━━━ LISTED RECORDS

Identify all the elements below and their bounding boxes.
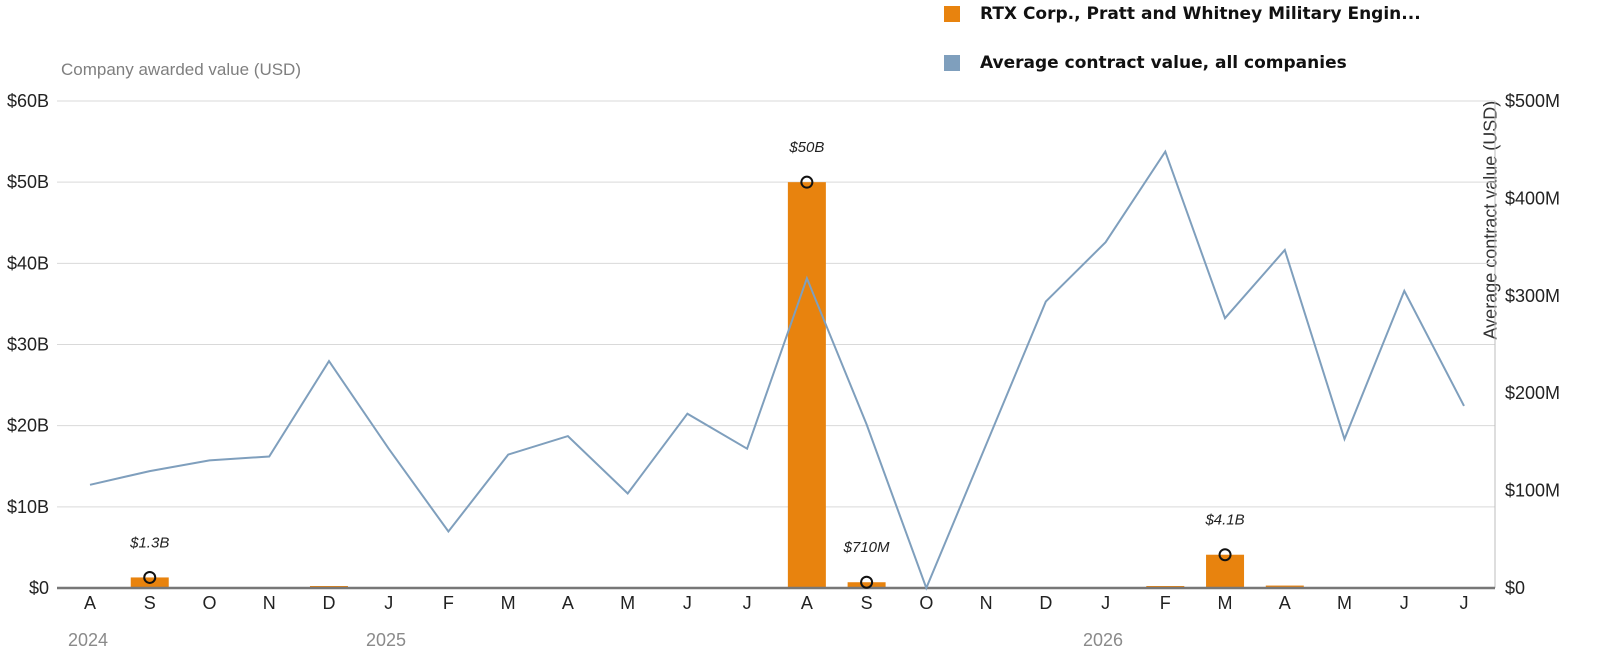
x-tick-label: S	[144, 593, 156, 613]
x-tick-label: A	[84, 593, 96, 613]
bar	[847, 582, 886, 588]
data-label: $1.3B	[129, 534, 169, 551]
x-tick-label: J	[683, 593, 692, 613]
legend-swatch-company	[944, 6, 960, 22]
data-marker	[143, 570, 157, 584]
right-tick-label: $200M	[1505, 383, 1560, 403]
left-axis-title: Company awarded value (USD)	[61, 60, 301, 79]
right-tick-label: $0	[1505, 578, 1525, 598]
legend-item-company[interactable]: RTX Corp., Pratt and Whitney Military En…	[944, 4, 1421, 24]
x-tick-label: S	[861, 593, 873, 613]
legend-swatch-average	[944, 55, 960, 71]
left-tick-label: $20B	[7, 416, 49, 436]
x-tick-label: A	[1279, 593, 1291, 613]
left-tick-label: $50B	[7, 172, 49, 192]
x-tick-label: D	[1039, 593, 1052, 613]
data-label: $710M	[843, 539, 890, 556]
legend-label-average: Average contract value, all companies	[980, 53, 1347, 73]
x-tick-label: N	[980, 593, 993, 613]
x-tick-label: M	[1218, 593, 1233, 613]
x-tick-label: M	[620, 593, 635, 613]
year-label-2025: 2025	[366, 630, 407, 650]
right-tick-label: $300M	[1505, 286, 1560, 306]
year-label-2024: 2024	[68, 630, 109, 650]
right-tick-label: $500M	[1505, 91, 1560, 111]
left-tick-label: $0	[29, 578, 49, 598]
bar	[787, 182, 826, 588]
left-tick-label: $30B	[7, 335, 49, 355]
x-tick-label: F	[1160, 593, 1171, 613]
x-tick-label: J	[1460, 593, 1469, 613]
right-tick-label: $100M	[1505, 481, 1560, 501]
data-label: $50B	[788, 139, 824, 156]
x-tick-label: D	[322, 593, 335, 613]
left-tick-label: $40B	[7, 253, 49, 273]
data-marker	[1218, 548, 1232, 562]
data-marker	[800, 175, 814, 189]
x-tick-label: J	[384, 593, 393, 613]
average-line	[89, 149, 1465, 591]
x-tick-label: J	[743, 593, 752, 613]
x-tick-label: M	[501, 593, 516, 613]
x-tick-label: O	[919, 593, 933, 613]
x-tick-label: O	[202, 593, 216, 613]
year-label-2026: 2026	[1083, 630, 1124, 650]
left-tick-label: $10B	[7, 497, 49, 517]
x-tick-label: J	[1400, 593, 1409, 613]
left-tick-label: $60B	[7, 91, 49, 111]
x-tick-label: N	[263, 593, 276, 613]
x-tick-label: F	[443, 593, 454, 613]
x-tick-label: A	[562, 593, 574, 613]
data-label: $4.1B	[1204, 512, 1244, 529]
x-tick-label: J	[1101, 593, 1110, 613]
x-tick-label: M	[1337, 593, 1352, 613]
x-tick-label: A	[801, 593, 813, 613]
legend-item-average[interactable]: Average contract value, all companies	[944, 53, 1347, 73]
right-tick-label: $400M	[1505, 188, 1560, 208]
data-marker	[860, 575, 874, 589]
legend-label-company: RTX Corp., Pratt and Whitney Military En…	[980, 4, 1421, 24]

━━━━━━
━━━ LISTED RECORDS

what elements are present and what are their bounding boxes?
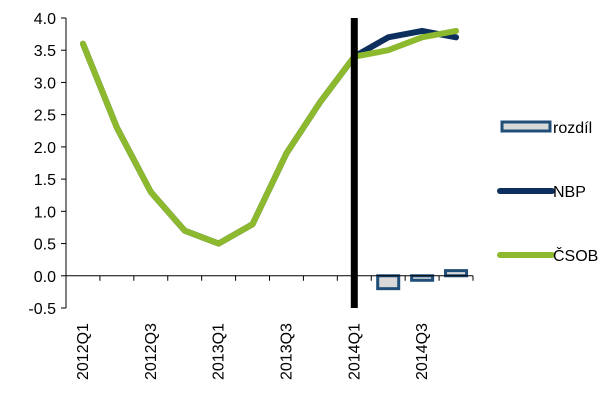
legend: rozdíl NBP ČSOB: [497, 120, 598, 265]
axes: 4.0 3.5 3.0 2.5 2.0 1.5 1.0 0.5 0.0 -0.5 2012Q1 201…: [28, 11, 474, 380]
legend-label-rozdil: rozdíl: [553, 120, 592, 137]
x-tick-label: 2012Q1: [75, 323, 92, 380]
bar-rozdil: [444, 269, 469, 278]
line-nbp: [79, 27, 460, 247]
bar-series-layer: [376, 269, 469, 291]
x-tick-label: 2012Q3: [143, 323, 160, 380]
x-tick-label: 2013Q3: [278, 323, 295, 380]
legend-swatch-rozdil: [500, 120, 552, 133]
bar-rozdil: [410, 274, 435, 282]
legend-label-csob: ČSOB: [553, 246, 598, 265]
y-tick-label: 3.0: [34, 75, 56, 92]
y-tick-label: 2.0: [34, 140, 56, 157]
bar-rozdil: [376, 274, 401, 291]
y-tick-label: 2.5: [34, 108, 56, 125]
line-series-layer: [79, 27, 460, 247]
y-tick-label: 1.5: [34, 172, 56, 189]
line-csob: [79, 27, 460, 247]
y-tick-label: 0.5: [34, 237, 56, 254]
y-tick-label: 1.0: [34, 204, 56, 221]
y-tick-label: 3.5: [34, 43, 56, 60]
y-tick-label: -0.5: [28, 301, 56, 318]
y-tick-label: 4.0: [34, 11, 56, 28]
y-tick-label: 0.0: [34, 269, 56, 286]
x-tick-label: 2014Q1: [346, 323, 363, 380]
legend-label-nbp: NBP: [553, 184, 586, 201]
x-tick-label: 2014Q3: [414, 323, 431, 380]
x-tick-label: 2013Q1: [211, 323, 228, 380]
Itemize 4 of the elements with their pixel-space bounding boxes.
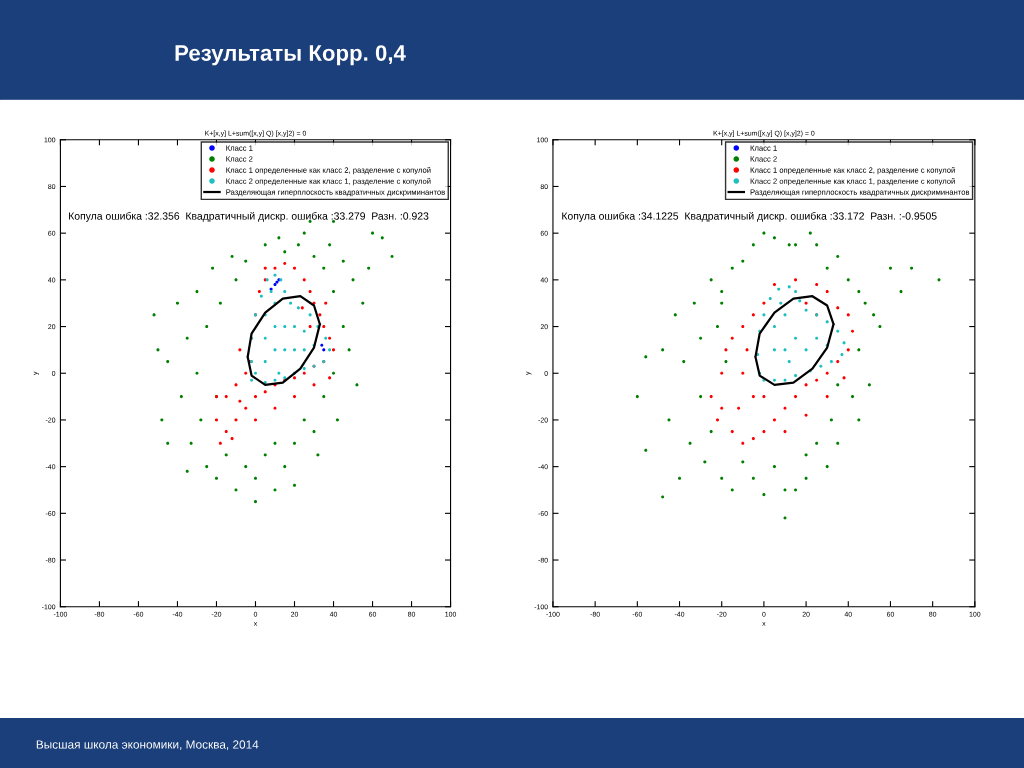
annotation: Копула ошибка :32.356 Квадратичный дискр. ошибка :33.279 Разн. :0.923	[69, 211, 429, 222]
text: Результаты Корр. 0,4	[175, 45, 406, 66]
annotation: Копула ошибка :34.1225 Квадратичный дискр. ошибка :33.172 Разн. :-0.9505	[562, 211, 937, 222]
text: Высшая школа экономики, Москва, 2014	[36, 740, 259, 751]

━━━━━━
━━━ LISTED RECORDS

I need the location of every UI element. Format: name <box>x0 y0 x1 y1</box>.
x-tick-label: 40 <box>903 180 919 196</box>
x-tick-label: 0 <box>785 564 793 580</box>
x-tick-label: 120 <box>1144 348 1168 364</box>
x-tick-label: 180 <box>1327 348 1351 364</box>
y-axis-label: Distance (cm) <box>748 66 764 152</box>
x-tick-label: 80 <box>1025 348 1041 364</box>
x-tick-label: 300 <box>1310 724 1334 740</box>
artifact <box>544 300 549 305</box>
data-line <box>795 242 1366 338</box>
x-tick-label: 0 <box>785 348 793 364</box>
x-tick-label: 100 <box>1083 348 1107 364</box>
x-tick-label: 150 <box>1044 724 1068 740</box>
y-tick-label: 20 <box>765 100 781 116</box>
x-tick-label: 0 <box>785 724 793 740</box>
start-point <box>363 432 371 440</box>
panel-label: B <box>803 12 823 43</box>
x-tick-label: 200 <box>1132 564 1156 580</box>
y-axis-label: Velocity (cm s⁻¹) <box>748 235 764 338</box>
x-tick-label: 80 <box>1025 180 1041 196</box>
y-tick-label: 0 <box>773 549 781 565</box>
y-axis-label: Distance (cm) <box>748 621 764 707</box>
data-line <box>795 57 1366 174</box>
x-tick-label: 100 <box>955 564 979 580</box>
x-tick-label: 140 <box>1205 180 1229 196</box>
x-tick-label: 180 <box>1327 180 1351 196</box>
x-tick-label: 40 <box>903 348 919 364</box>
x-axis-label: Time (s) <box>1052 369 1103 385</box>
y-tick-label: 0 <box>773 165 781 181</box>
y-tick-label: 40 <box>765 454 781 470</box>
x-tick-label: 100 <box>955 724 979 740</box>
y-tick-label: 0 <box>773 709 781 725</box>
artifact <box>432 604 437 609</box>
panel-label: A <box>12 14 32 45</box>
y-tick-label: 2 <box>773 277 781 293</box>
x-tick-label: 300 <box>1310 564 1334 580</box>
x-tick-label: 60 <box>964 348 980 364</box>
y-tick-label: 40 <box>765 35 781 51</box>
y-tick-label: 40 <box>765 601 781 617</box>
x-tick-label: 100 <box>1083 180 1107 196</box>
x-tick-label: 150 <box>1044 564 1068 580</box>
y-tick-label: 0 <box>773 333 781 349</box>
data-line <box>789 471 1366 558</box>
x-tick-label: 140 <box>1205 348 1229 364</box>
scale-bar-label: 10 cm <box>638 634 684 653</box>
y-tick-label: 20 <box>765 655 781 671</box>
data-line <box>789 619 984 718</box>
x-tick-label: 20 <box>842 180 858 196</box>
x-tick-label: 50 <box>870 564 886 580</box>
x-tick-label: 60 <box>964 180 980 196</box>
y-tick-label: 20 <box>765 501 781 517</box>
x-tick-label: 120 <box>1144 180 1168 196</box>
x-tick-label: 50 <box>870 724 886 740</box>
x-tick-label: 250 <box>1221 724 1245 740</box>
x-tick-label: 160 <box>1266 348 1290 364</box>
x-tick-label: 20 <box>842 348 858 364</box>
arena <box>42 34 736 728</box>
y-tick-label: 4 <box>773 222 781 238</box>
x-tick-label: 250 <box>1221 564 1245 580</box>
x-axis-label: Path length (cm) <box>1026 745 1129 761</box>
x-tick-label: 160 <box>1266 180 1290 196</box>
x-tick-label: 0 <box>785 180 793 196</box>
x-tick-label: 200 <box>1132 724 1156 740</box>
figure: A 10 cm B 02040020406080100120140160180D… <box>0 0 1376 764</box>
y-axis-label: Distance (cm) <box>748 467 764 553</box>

━━━━━━

WRITTEN EXERCISE.
Copy out the records from the line containing "annotation: Копула ошибка :32.356" to the line containing "text: Высшая школа", both of those lines included.

FINAL RESULT.
annotation: Копула ошибка :32.356 Квадратичный дискр. ошибка :33.279 Разн. :0.923	[69, 211, 429, 222]
text: Результаты Корр. 0,4	[175, 45, 406, 66]
annotation: Копула ошибка :34.1225 Квадратичный дискр. ошибка :33.172 Разн. :-0.9505	[562, 211, 937, 222]
text: Высшая школа экономики, Москва, 2014	[36, 740, 259, 751]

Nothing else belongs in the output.